* YOUR INSTRUCTIONS: Pictures do not belong in the copy; quote every entry below exactly.

*** EXTRACTED INFORMATION ***

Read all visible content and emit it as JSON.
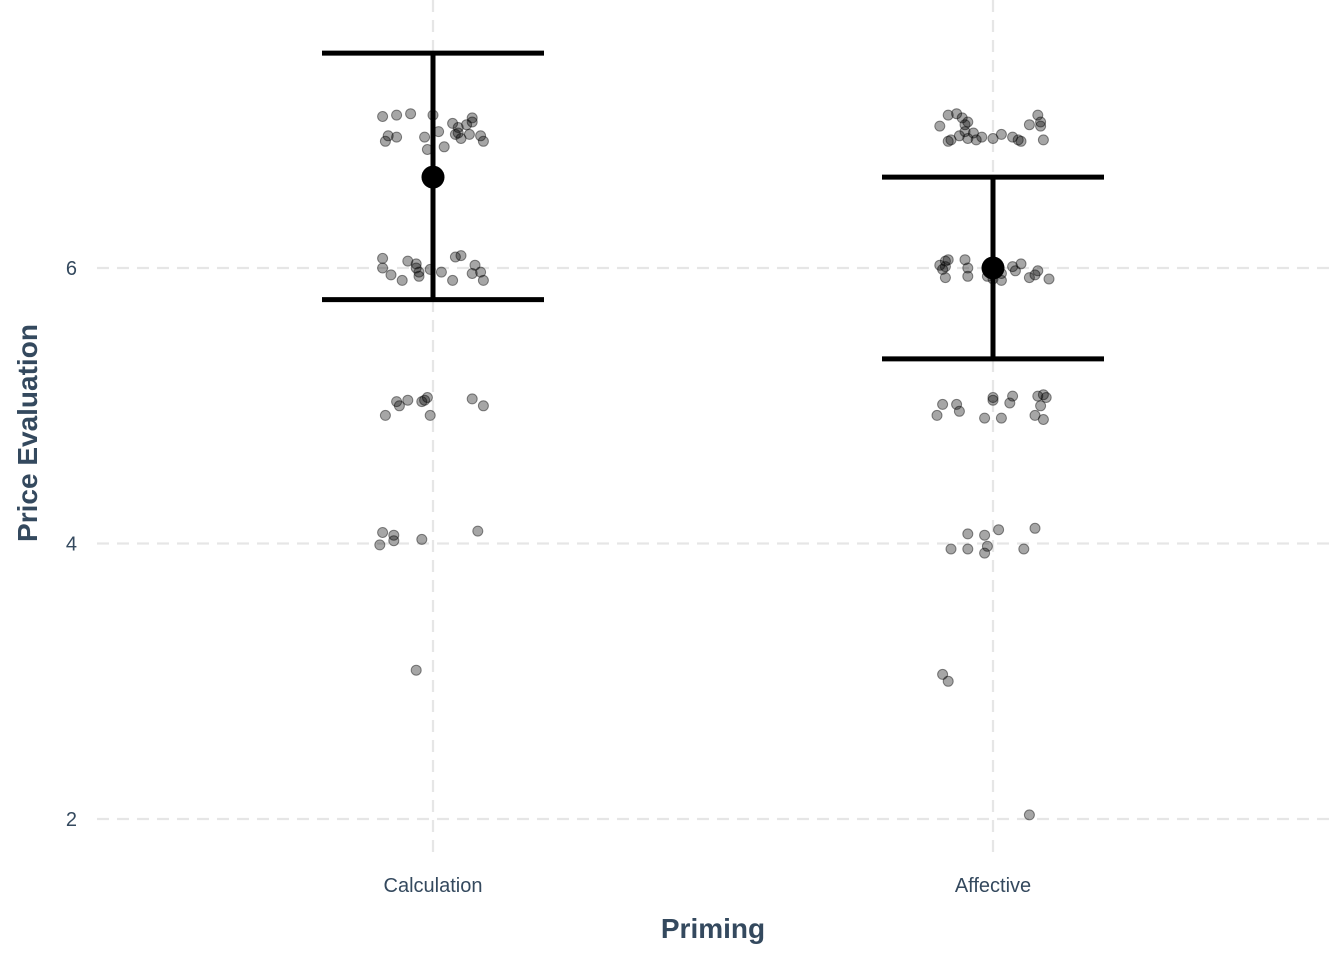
{
  "chart_data": {
    "type": "scatter",
    "title": "",
    "xlabel": "Priming",
    "ylabel": "Price Evaluation",
    "categories": [
      "Calculation",
      "Affective"
    ],
    "y_ticks": [
      2,
      4,
      6
    ],
    "ylim": [
      1.68,
      7.85
    ],
    "grid": "dashed major gridlines",
    "legend": "none",
    "summary": [
      {
        "category": "Calculation",
        "mean": 6.66,
        "lower": 5.77,
        "upper": 7.56
      },
      {
        "category": "Affective",
        "mean": 6.0,
        "lower": 5.34,
        "upper": 6.66
      }
    ],
    "series": [
      {
        "category": "Calculation",
        "points": [
          [
            -0.09,
            7.1
          ],
          [
            -0.065,
            7.11
          ],
          [
            -0.04,
            7.12
          ],
          [
            0.0,
            7.11
          ],
          [
            0.07,
            7.09
          ],
          [
            0.035,
            7.05
          ],
          [
            0.045,
            7.02
          ],
          [
            0.06,
            7.04
          ],
          [
            -0.065,
            6.95
          ],
          [
            -0.08,
            6.96
          ],
          [
            -0.085,
            6.92
          ],
          [
            0.01,
            6.99
          ],
          [
            0.04,
            6.97
          ],
          [
            0.05,
            6.94
          ],
          [
            0.065,
            6.97
          ],
          [
            0.085,
            6.96
          ],
          [
            0.09,
            6.92
          ],
          [
            -0.015,
            6.95
          ],
          [
            0.07,
            7.06
          ],
          [
            0.045,
            6.98
          ],
          [
            -0.09,
            6.07
          ],
          [
            -0.09,
            6.0
          ],
          [
            -0.075,
            5.95
          ],
          [
            -0.045,
            6.05
          ],
          [
            -0.03,
            6.03
          ],
          [
            -0.03,
            6.0
          ],
          [
            -0.025,
            5.97
          ],
          [
            -0.025,
            5.94
          ],
          [
            -0.055,
            5.91
          ],
          [
            -0.005,
            5.99
          ],
          [
            0.015,
            5.97
          ],
          [
            0.04,
            6.08
          ],
          [
            0.05,
            6.09
          ],
          [
            0.035,
            5.91
          ],
          [
            0.075,
            6.02
          ],
          [
            0.085,
            5.97
          ],
          [
            0.07,
            5.96
          ],
          [
            0.09,
            5.91
          ],
          [
            -0.085,
            4.93
          ],
          [
            -0.065,
            5.03
          ],
          [
            -0.06,
            5.0
          ],
          [
            -0.045,
            5.04
          ],
          [
            -0.02,
            5.03
          ],
          [
            -0.015,
            5.04
          ],
          [
            -0.01,
            5.06
          ],
          [
            -0.005,
            4.93
          ],
          [
            0.07,
            5.05
          ],
          [
            0.09,
            5.0
          ],
          [
            -0.095,
            3.99
          ],
          [
            -0.09,
            4.08
          ],
          [
            -0.07,
            4.06
          ],
          [
            -0.07,
            4.02
          ],
          [
            -0.02,
            4.03
          ],
          [
            0.08,
            4.09
          ],
          [
            -0.03,
            3.08
          ],
          [
            -0.01,
            6.86
          ],
          [
            0.02,
            6.88
          ]
        ]
      },
      {
        "category": "Affective",
        "points": [
          [
            -0.095,
            7.03
          ],
          [
            -0.08,
            7.11
          ],
          [
            -0.065,
            7.12
          ],
          [
            -0.055,
            7.09
          ],
          [
            -0.05,
            7.04
          ],
          [
            -0.045,
            7.06
          ],
          [
            -0.05,
            6.99
          ],
          [
            -0.06,
            6.96
          ],
          [
            -0.035,
            6.98
          ],
          [
            -0.075,
            6.93
          ],
          [
            -0.08,
            6.92
          ],
          [
            -0.03,
            6.93
          ],
          [
            0.0,
            6.94
          ],
          [
            0.015,
            6.97
          ],
          [
            0.035,
            6.95
          ],
          [
            0.05,
            6.92
          ],
          [
            0.065,
            7.04
          ],
          [
            0.08,
            7.11
          ],
          [
            0.085,
            7.06
          ],
          [
            0.09,
            6.93
          ],
          [
            -0.02,
            6.95
          ],
          [
            -0.045,
            6.94
          ],
          [
            0.045,
            6.93
          ],
          [
            0.085,
            7.03
          ],
          [
            -0.095,
            6.02
          ],
          [
            -0.09,
            5.99
          ],
          [
            -0.085,
            6.05
          ],
          [
            -0.08,
            6.06
          ],
          [
            -0.085,
            5.93
          ],
          [
            -0.05,
            6.06
          ],
          [
            -0.045,
            6.0
          ],
          [
            -0.045,
            5.94
          ],
          [
            -0.01,
            5.94
          ],
          [
            0.0,
            5.92
          ],
          [
            0.015,
            5.91
          ],
          [
            0.035,
            6.01
          ],
          [
            0.05,
            6.03
          ],
          [
            0.04,
            5.98
          ],
          [
            0.065,
            5.93
          ],
          [
            0.08,
            5.98
          ],
          [
            0.075,
            5.95
          ],
          [
            0.1,
            5.92
          ],
          [
            0.015,
            5.96
          ],
          [
            -0.085,
            6.01
          ],
          [
            -0.1,
            4.93
          ],
          [
            -0.09,
            5.01
          ],
          [
            -0.065,
            5.01
          ],
          [
            -0.06,
            4.96
          ],
          [
            -0.015,
            4.91
          ],
          [
            0.0,
            5.06
          ],
          [
            0.0,
            5.04
          ],
          [
            0.015,
            4.91
          ],
          [
            0.03,
            5.02
          ],
          [
            0.035,
            5.07
          ],
          [
            0.075,
            4.93
          ],
          [
            0.08,
            5.07
          ],
          [
            0.09,
            5.08
          ],
          [
            0.095,
            5.06
          ],
          [
            0.085,
            5.0
          ],
          [
            0.09,
            4.9
          ],
          [
            -0.075,
            3.96
          ],
          [
            -0.045,
            4.07
          ],
          [
            -0.045,
            3.96
          ],
          [
            -0.015,
            4.06
          ],
          [
            -0.015,
            3.93
          ],
          [
            -0.01,
            3.98
          ],
          [
            0.01,
            4.1
          ],
          [
            0.055,
            3.96
          ],
          [
            0.075,
            4.11
          ],
          [
            -0.09,
            3.05
          ],
          [
            -0.08,
            3.0
          ],
          [
            0.065,
            2.03
          ]
        ]
      }
    ]
  }
}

***

* COMPLETE OUTPUT:
Read all visible content and emit it as JSON.
{
  "chart_data": {
    "type": "scatter",
    "title": "",
    "xlabel": "Priming",
    "ylabel": "Price Evaluation",
    "categories": [
      "Calculation",
      "Affective"
    ],
    "y_ticks": [
      2,
      4,
      6
    ],
    "ylim": [
      1.68,
      7.85
    ],
    "grid": "dashed major gridlines",
    "legend": "none",
    "summary": [
      {
        "category": "Calculation",
        "mean": 6.66,
        "lower": 5.77,
        "upper": 7.56
      },
      {
        "category": "Affective",
        "mean": 6.0,
        "lower": 5.34,
        "upper": 6.66
      }
    ],
    "series": [
      {
        "category": "Calculation",
        "points": [
          [
            -0.09,
            7.1
          ],
          [
            -0.065,
            7.11
          ],
          [
            -0.04,
            7.12
          ],
          [
            0.0,
            7.11
          ],
          [
            0.07,
            7.09
          ],
          [
            0.035,
            7.05
          ],
          [
            0.045,
            7.02
          ],
          [
            0.06,
            7.04
          ],
          [
            -0.065,
            6.95
          ],
          [
            -0.08,
            6.96
          ],
          [
            -0.085,
            6.92
          ],
          [
            0.01,
            6.99
          ],
          [
            0.04,
            6.97
          ],
          [
            0.05,
            6.94
          ],
          [
            0.065,
            6.97
          ],
          [
            0.085,
            6.96
          ],
          [
            0.09,
            6.92
          ],
          [
            -0.015,
            6.95
          ],
          [
            0.07,
            7.06
          ],
          [
            0.045,
            6.98
          ],
          [
            -0.09,
            6.07
          ],
          [
            -0.09,
            6.0
          ],
          [
            -0.075,
            5.95
          ],
          [
            -0.045,
            6.05
          ],
          [
            -0.03,
            6.03
          ],
          [
            -0.03,
            6.0
          ],
          [
            -0.025,
            5.97
          ],
          [
            -0.025,
            5.94
          ],
          [
            -0.055,
            5.91
          ],
          [
            -0.005,
            5.99
          ],
          [
            0.015,
            5.97
          ],
          [
            0.04,
            6.08
          ],
          [
            0.05,
            6.09
          ],
          [
            0.035,
            5.91
          ],
          [
            0.075,
            6.02
          ],
          [
            0.085,
            5.97
          ],
          [
            0.07,
            5.96
          ],
          [
            0.09,
            5.91
          ],
          [
            -0.085,
            4.93
          ],
          [
            -0.065,
            5.03
          ],
          [
            -0.06,
            5.0
          ],
          [
            -0.045,
            5.04
          ],
          [
            -0.02,
            5.03
          ],
          [
            -0.015,
            5.04
          ],
          [
            -0.01,
            5.06
          ],
          [
            -0.005,
            4.93
          ],
          [
            0.07,
            5.05
          ],
          [
            0.09,
            5.0
          ],
          [
            -0.095,
            3.99
          ],
          [
            -0.09,
            4.08
          ],
          [
            -0.07,
            4.06
          ],
          [
            -0.07,
            4.02
          ],
          [
            -0.02,
            4.03
          ],
          [
            0.08,
            4.09
          ],
          [
            -0.03,
            3.08
          ],
          [
            -0.01,
            6.86
          ],
          [
            0.02,
            6.88
          ]
        ]
      },
      {
        "category": "Affective",
        "points": [
          [
            -0.095,
            7.03
          ],
          [
            -0.08,
            7.11
          ],
          [
            -0.065,
            7.12
          ],
          [
            -0.055,
            7.09
          ],
          [
            -0.05,
            7.04
          ],
          [
            -0.045,
            7.06
          ],
          [
            -0.05,
            6.99
          ],
          [
            -0.06,
            6.96
          ],
          [
            -0.035,
            6.98
          ],
          [
            -0.075,
            6.93
          ],
          [
            -0.08,
            6.92
          ],
          [
            -0.03,
            6.93
          ],
          [
            0.0,
            6.94
          ],
          [
            0.015,
            6.97
          ],
          [
            0.035,
            6.95
          ],
          [
            0.05,
            6.92
          ],
          [
            0.065,
            7.04
          ],
          [
            0.08,
            7.11
          ],
          [
            0.085,
            7.06
          ],
          [
            0.09,
            6.93
          ],
          [
            -0.02,
            6.95
          ],
          [
            -0.045,
            6.94
          ],
          [
            0.045,
            6.93
          ],
          [
            0.085,
            7.03
          ],
          [
            -0.095,
            6.02
          ],
          [
            -0.09,
            5.99
          ],
          [
            -0.085,
            6.05
          ],
          [
            -0.08,
            6.06
          ],
          [
            -0.085,
            5.93
          ],
          [
            -0.05,
            6.06
          ],
          [
            -0.045,
            6.0
          ],
          [
            -0.045,
            5.94
          ],
          [
            -0.01,
            5.94
          ],
          [
            0.0,
            5.92
          ],
          [
            0.015,
            5.91
          ],
          [
            0.035,
            6.01
          ],
          [
            0.05,
            6.03
          ],
          [
            0.04,
            5.98
          ],
          [
            0.065,
            5.93
          ],
          [
            0.08,
            5.98
          ],
          [
            0.075,
            5.95
          ],
          [
            0.1,
            5.92
          ],
          [
            0.015,
            5.96
          ],
          [
            -0.085,
            6.01
          ],
          [
            -0.1,
            4.93
          ],
          [
            -0.09,
            5.01
          ],
          [
            -0.065,
            5.01
          ],
          [
            -0.06,
            4.96
          ],
          [
            -0.015,
            4.91
          ],
          [
            0.0,
            5.06
          ],
          [
            0.0,
            5.04
          ],
          [
            0.015,
            4.91
          ],
          [
            0.03,
            5.02
          ],
          [
            0.035,
            5.07
          ],
          [
            0.075,
            4.93
          ],
          [
            0.08,
            5.07
          ],
          [
            0.09,
            5.08
          ],
          [
            0.095,
            5.06
          ],
          [
            0.085,
            5.0
          ],
          [
            0.09,
            4.9
          ],
          [
            -0.075,
            3.96
          ],
          [
            -0.045,
            4.07
          ],
          [
            -0.045,
            3.96
          ],
          [
            -0.015,
            4.06
          ],
          [
            -0.015,
            3.93
          ],
          [
            -0.01,
            3.98
          ],
          [
            0.01,
            4.1
          ],
          [
            0.055,
            3.96
          ],
          [
            0.075,
            4.11
          ],
          [
            -0.09,
            3.05
          ],
          [
            -0.08,
            3.0
          ],
          [
            0.065,
            2.03
          ]
        ]
      }
    ]
  }
}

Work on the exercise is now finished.